### RAW RECORDS
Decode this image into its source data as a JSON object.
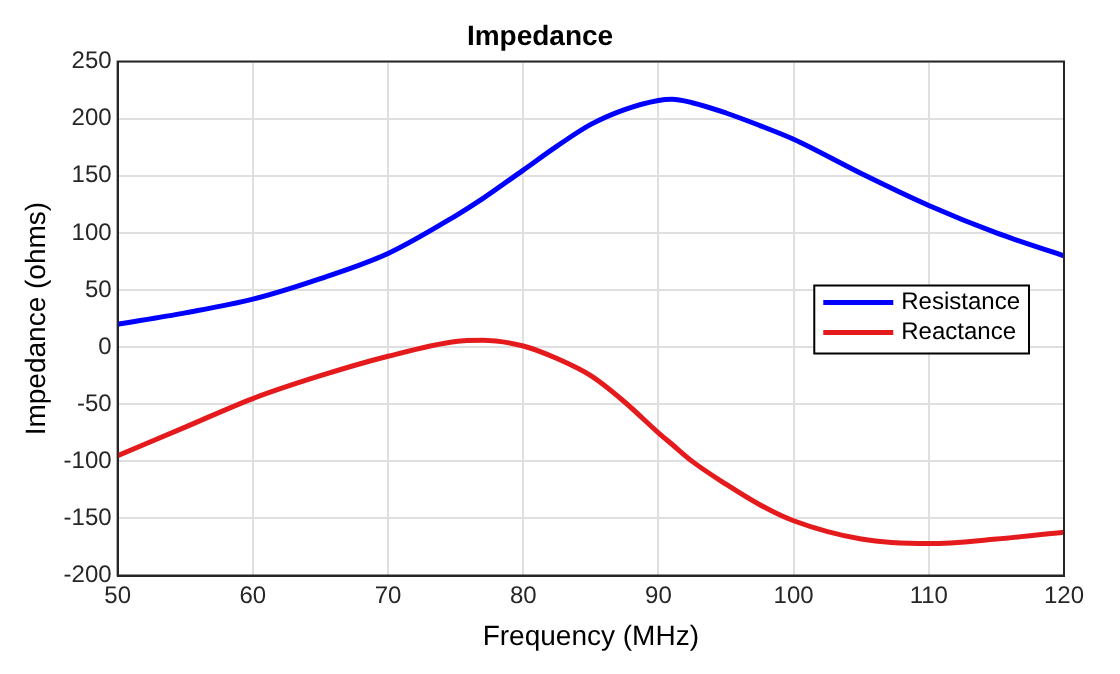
{
  "chart_data": {
    "type": "line",
    "title": "Impedance",
    "xlabel": "Frequency (MHz)",
    "ylabel": "Impedance (ohms)",
    "x": [
      50,
      55,
      60,
      65,
      70,
      75,
      77,
      80,
      82.5,
      85,
      87.5,
      90,
      91,
      92.5,
      95,
      97.5,
      100,
      105,
      110,
      115,
      120
    ],
    "series": [
      {
        "name": "Resistance",
        "color": "#0000ff",
        "values": [
          20,
          30,
          42,
          60,
          82,
          115,
          130,
          155,
          176,
          195,
          208,
          216,
          217,
          214,
          205,
          194,
          182,
          152,
          124,
          100,
          80
        ]
      },
      {
        "name": "Reactance",
        "color": "#e41a1c",
        "values": [
          -95,
          -70,
          -45,
          -25,
          -8,
          5,
          6,
          1,
          -10,
          -25,
          -48,
          -75,
          -85,
          -100,
          -120,
          -138,
          -152,
          -168,
          -172,
          -168,
          -162
        ]
      }
    ],
    "xlim": [
      50,
      120
    ],
    "xticks": [
      50,
      60,
      70,
      80,
      90,
      100,
      110,
      120
    ],
    "ylim": [
      -200,
      250
    ],
    "yticks": [
      -200,
      -150,
      -100,
      -50,
      0,
      50,
      100,
      150,
      200,
      250
    ],
    "grid": true,
    "legend": "right",
    "marker": "none",
    "line_style": "solid"
  }
}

### WHAT YOU NEED TO DO
Leave the pictures out and write out every entry exactly as given.

### ANSWER TO THIS TASK
Decode this image into its source data as a JSON object.
{
  "chart_data": {
    "type": "line",
    "title": "Impedance",
    "xlabel": "Frequency (MHz)",
    "ylabel": "Impedance (ohms)",
    "x": [
      50,
      55,
      60,
      65,
      70,
      75,
      77,
      80,
      82.5,
      85,
      87.5,
      90,
      91,
      92.5,
      95,
      97.5,
      100,
      105,
      110,
      115,
      120
    ],
    "series": [
      {
        "name": "Resistance",
        "color": "#0000ff",
        "values": [
          20,
          30,
          42,
          60,
          82,
          115,
          130,
          155,
          176,
          195,
          208,
          216,
          217,
          214,
          205,
          194,
          182,
          152,
          124,
          100,
          80
        ]
      },
      {
        "name": "Reactance",
        "color": "#e41a1c",
        "values": [
          -95,
          -70,
          -45,
          -25,
          -8,
          5,
          6,
          1,
          -10,
          -25,
          -48,
          -75,
          -85,
          -100,
          -120,
          -138,
          -152,
          -168,
          -172,
          -168,
          -162
        ]
      }
    ],
    "xlim": [
      50,
      120
    ],
    "xticks": [
      50,
      60,
      70,
      80,
      90,
      100,
      110,
      120
    ],
    "ylim": [
      -200,
      250
    ],
    "yticks": [
      -200,
      -150,
      -100,
      -50,
      0,
      50,
      100,
      150,
      200,
      250
    ],
    "grid": true,
    "legend": "right",
    "marker": "none",
    "line_style": "solid"
  }
}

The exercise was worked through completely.